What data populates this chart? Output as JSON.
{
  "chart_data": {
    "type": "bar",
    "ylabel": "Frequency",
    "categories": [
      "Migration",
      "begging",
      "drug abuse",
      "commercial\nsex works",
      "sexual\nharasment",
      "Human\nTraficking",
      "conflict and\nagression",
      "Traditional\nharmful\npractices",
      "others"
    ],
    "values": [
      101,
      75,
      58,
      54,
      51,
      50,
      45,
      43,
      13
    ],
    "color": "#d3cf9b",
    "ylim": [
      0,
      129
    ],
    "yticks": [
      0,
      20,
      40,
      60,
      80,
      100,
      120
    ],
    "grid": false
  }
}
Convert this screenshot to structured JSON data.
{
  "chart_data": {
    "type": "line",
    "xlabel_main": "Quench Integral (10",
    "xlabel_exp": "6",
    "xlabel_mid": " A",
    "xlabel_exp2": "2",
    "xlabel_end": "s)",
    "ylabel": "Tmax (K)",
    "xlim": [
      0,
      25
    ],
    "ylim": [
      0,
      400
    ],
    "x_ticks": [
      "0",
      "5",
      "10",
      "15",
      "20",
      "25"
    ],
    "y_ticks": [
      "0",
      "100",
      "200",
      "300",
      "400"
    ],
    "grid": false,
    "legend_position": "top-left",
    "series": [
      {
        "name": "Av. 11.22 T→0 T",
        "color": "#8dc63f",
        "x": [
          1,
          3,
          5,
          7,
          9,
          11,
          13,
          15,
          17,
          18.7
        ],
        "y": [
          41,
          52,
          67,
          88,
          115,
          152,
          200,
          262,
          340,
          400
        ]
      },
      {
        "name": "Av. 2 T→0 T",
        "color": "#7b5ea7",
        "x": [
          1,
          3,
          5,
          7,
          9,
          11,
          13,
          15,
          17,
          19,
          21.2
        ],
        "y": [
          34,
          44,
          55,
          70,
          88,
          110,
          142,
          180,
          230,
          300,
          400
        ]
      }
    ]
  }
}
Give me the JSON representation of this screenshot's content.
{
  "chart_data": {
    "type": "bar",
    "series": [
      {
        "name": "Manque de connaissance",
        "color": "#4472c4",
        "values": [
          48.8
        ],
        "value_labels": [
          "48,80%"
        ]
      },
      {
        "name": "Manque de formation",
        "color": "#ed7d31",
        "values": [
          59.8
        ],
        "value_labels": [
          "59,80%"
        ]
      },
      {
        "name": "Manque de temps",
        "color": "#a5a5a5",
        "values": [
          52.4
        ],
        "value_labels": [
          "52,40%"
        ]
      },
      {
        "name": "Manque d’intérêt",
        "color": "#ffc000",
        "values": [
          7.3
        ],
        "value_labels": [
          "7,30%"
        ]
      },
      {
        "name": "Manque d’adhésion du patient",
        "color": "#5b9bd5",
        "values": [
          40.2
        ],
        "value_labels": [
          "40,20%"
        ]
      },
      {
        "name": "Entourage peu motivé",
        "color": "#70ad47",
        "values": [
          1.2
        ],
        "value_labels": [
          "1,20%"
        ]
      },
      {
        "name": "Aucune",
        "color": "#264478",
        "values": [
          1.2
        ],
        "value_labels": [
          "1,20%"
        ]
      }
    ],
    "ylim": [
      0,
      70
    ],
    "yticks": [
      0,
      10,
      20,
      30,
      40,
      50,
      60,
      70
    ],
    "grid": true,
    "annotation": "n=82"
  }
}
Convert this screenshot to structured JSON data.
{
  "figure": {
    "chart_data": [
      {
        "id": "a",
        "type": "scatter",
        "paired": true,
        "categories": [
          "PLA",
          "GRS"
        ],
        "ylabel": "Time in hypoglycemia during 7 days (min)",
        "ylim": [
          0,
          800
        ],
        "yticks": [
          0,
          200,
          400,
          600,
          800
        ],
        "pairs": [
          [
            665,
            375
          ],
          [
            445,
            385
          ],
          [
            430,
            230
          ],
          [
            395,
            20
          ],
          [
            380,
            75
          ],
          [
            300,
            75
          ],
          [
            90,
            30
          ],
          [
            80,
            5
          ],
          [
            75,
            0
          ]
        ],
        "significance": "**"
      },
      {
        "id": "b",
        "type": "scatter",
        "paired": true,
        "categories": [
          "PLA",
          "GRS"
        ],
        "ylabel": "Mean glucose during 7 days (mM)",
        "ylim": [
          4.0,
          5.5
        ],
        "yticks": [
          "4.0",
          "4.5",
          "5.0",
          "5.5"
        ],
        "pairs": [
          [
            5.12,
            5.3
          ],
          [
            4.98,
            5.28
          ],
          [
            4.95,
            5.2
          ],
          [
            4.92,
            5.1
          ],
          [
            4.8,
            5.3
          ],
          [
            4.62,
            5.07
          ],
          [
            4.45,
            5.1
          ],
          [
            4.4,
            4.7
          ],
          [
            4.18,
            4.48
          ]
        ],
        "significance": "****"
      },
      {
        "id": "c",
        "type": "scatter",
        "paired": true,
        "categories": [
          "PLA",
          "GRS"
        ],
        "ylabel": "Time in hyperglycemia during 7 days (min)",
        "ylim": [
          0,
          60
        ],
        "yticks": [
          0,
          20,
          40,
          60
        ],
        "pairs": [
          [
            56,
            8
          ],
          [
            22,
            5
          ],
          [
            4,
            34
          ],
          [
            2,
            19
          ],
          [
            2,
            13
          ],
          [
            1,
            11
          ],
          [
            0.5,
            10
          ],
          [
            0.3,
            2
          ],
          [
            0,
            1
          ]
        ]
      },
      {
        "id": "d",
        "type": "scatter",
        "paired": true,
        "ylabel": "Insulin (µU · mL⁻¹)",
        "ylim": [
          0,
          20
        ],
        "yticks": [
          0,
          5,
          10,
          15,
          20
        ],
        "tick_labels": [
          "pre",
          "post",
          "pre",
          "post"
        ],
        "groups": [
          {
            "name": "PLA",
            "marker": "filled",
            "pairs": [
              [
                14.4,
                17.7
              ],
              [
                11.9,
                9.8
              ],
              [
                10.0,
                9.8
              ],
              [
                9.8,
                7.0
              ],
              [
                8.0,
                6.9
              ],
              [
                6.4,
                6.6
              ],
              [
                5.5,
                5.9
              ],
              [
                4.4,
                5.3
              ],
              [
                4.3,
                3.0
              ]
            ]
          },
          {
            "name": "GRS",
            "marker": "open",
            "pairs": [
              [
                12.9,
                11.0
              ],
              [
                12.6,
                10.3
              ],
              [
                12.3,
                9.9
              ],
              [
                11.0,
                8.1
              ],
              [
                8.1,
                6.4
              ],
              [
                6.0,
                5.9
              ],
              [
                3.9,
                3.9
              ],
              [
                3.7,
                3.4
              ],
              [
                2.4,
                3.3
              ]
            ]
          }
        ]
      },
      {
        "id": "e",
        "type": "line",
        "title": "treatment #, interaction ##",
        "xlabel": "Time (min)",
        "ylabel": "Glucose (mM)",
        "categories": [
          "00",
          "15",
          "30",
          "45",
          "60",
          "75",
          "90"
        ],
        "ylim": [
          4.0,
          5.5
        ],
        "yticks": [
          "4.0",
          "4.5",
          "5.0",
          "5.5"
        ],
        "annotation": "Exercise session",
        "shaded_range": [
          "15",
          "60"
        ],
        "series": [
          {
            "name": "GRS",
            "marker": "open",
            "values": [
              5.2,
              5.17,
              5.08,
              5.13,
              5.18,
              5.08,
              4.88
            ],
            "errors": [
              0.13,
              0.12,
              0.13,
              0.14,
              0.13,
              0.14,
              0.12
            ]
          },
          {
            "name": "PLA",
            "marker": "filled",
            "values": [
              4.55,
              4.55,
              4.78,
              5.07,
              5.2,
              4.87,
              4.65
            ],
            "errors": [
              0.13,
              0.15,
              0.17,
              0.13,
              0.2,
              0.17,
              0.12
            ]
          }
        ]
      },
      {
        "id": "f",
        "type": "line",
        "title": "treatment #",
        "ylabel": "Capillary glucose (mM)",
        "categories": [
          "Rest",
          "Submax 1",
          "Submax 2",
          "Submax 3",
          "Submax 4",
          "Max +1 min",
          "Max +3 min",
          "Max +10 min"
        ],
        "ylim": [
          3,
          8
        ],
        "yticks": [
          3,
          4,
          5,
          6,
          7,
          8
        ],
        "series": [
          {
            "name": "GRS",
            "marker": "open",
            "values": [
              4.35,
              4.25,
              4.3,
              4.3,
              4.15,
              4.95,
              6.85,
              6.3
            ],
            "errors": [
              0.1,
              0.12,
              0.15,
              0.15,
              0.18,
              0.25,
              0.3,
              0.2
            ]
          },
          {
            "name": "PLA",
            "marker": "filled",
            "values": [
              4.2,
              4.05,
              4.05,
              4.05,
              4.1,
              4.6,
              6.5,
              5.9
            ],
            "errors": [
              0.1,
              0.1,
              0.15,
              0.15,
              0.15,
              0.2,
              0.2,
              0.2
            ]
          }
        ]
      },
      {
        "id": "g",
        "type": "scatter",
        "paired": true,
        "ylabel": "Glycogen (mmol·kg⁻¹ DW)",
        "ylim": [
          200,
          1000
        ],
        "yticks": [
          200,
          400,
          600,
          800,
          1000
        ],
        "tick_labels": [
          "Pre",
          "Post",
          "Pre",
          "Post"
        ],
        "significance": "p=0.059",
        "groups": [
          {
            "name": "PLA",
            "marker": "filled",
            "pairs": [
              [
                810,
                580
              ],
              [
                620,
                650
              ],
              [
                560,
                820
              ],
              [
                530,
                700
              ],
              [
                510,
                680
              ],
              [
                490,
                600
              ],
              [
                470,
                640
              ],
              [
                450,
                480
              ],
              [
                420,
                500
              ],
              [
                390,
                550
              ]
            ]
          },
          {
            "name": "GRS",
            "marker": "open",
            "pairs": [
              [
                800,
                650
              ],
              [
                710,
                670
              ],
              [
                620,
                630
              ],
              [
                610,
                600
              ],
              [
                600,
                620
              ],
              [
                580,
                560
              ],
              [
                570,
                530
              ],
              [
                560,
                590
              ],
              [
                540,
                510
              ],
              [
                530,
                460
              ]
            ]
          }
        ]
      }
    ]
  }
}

**Short problem:**
Scan the material above for the string "annotation" and report each line where you find it.

**Written solution:**
    "annotation": "n=82"
        "annotation": "Exercise session",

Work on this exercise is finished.